====== Records for the task
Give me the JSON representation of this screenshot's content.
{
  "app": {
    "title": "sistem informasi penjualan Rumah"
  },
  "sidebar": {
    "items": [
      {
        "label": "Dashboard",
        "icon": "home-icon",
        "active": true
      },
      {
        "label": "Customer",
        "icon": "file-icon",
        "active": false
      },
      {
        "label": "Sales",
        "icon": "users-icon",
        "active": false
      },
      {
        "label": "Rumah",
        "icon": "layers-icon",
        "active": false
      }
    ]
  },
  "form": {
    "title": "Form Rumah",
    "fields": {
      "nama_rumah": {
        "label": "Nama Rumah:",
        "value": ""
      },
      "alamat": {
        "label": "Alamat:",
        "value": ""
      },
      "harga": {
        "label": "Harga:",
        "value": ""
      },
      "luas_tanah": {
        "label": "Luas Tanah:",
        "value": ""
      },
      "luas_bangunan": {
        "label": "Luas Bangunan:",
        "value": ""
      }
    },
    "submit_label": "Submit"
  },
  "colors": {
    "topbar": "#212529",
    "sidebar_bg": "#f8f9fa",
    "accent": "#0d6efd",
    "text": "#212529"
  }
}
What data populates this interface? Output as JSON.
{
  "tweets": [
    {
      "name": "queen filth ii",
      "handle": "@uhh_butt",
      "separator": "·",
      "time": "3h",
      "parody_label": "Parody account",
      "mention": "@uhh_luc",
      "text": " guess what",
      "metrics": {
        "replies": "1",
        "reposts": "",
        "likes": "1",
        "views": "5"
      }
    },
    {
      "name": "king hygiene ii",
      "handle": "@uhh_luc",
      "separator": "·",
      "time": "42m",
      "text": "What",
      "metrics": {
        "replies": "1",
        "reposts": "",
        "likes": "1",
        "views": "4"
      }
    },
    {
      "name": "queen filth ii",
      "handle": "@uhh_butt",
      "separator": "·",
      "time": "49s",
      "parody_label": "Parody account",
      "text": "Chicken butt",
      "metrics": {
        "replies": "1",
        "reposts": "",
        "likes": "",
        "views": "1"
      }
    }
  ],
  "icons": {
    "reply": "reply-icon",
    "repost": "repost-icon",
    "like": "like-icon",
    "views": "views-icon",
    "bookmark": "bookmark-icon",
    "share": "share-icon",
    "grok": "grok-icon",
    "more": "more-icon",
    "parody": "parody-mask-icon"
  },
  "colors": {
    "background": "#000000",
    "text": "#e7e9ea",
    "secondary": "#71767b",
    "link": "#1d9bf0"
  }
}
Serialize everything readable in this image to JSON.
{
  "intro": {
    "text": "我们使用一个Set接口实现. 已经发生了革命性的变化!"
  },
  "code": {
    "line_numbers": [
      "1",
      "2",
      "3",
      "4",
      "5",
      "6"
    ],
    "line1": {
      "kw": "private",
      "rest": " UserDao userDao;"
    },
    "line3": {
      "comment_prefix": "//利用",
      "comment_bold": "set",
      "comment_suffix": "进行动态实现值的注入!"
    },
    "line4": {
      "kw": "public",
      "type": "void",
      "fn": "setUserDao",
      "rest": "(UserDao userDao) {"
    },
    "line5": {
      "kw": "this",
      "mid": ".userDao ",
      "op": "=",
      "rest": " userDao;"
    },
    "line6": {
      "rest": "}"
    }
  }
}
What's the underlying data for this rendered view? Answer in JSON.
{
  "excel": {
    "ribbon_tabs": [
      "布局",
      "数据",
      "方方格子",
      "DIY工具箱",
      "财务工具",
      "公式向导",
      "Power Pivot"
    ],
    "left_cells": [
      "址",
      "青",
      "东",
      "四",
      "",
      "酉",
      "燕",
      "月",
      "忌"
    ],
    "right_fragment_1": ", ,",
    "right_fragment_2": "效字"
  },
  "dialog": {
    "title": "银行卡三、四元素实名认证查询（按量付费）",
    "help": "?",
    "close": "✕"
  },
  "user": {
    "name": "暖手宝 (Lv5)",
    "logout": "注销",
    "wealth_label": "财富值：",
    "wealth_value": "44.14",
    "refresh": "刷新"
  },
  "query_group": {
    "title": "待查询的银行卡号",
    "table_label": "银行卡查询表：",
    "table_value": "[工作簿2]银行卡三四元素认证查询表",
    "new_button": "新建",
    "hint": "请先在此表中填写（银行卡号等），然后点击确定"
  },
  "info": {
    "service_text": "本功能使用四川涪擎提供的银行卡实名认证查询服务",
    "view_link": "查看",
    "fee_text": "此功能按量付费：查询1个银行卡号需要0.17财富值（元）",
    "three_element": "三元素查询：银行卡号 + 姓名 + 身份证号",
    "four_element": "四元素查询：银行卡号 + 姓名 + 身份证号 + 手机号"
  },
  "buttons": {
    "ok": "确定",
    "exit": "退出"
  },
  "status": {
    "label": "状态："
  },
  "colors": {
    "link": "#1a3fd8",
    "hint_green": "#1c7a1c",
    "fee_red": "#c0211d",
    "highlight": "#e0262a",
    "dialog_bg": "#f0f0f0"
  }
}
============
= Aim of the exercise =
Take the material above and return all of it exactly.

= Exercise answer =
Give me the JSON representation of this screenshot's content.
{
  "app": {
    "title": "sistem informasi penjualan Rumah"
  },
  "sidebar": {
    "items": [
      {
        "label": "Dashboard",
        "icon": "home-icon",
        "active": true
      },
      {
        "label": "Customer",
        "icon": "file-icon",
        "active": false
      },
      {
        "label": "Sales",
        "icon": "users-icon",
        "active": false
      },
      {
        "label": "Rumah",
        "icon": "layers-icon",
        "active": false
      }
    ]
  },
  "form": {
    "title": "Form Rumah",
    "fields": {
      "nama_rumah": {
        "label": "Nama Rumah:",
        "value": ""
      },
      "alamat": {
        "label": "Alamat:",
        "value": ""
      },
      "harga": {
        "label": "Harga:",
        "value": ""
      },
      "luas_tanah": {
        "label": "Luas Tanah:",
        "value": ""
      },
      "luas_bangunan": {
        "label": "Luas Bangunan:",
        "value": ""
      }
    },
    "submit_label": "Submit"
  },
  "colors": {
    "topbar": "#212529",
    "sidebar_bg": "#f8f9fa",
    "accent": "#0d6efd",
    "text": "#212529"
  }
}
What data populates this interface? Output as JSON.
{
  "tweets": [
    {
      "name": "queen filth ii",
      "handle": "@uhh_butt",
      "separator": "·",
      "time": "3h",
      "parody_label": "Parody account",
      "mention": "@uhh_luc",
      "text": " guess what",
      "metrics": {
        "replies": "1",
        "reposts": "",
        "likes": "1",
        "views": "5"
      }
    },
    {
      "name": "king hygiene ii",
      "handle": "@uhh_luc",
      "separator": "·",
      "time": "42m",
      "text": "What",
      "metrics": {
        "replies": "1",
        "reposts": "",
        "likes": "1",
        "views": "4"
      }
    },
    {
      "name": "queen filth ii",
      "handle": "@uhh_butt",
      "separator": "·",
      "time": "49s",
      "parody_label": "Parody account",
      "text": "Chicken butt",
      "metrics": {
        "replies": "1",
        "reposts": "",
        "likes": "",
        "views": "1"
      }
    }
  ],
  "icons": {
    "reply": "reply-icon",
    "repost": "repost-icon",
    "like": "like-icon",
    "views": "views-icon",
    "bookmark": "bookmark-icon",
    "share": "share-icon",
    "grok": "grok-icon",
    "more": "more-icon",
    "parody": "parody-mask-icon"
  },
  "colors": {
    "background": "#000000",
    "text": "#e7e9ea",
    "secondary": "#71767b",
    "link": "#1d9bf0"
  }
}
Serialize everything readable in this image to JSON.
{
  "intro": {
    "text": "我们使用一个Set接口实现. 已经发生了革命性的变化!"
  },
  "code": {
    "line_numbers": [
      "1",
      "2",
      "3",
      "4",
      "5",
      "6"
    ],
    "line1": {
      "kw": "private",
      "rest": " UserDao userDao;"
    },
    "line3": {
      "comment_prefix": "//利用",
      "comment_bold": "set",
      "comment_suffix": "进行动态实现值的注入!"
    },
    "line4": {
      "kw": "public",
      "type": "void",
      "fn": "setUserDao",
      "rest": "(UserDao userDao) {"
    },
    "line5": {
      "kw": "this",
      "mid": ".userDao ",
      "op": "=",
      "rest": " userDao;"
    },
    "line6": {
      "rest": "}"
    }
  }
}
What's the underlying data for this rendered view? Answer in JSON.
{
  "excel": {
    "ribbon_tabs": [
      "布局",
      "数据",
      "方方格子",
      "DIY工具箱",
      "财务工具",
      "公式向导",
      "Power Pivot"
    ],
    "left_cells": [
      "址",
      "青",
      "东",
      "四",
      "",
      "酉",
      "燕",
      "月",
      "忌"
    ],
    "right_fragment_1": ", ,",
    "right_fragment_2": "效字"
  },
  "dialog": {
    "title": "银行卡三、四元素实名认证查询（按量付费）",
    "help": "?",
    "close": "✕"
  },
  "user": {
    "name": "暖手宝 (Lv5)",
    "logout": "注销",
    "wealth_label": "财富值：",
    "wealth_value": "44.14",
    "refresh": "刷新"
  },
  "query_group": {
    "title": "待查询的银行卡号",
    "table_label": "银行卡查询表：",
    "table_value": "[工作簿2]银行卡三四元素认证查询表",
    "new_button": "新建",
    "hint": "请先在此表中填写（银行卡号等），然后点击确定"
  },
  "info": {
    "service_text": "本功能使用四川涪擎提供的银行卡实名认证查询服务",
    "view_link": "查看",
    "fee_text": "此功能按量付费：查询1个银行卡号需要0.17财富值（元）",
    "three_element": "三元素查询：银行卡号 + 姓名 + 身份证号",
    "four_element": "四元素查询：银行卡号 + 姓名 + 身份证号 + 手机号"
  },
  "buttons": {
    "ok": "确定",
    "exit": "退出"
  },
  "status": {
    "label": "状态："
  },
  "colors": {
    "link": "#1a3fd8",
    "hint_green": "#1c7a1c",
    "fee_red": "#c0211d",
    "highlight": "#e0262a",
    "dialog_bg": "#f0f0f0"
  }
}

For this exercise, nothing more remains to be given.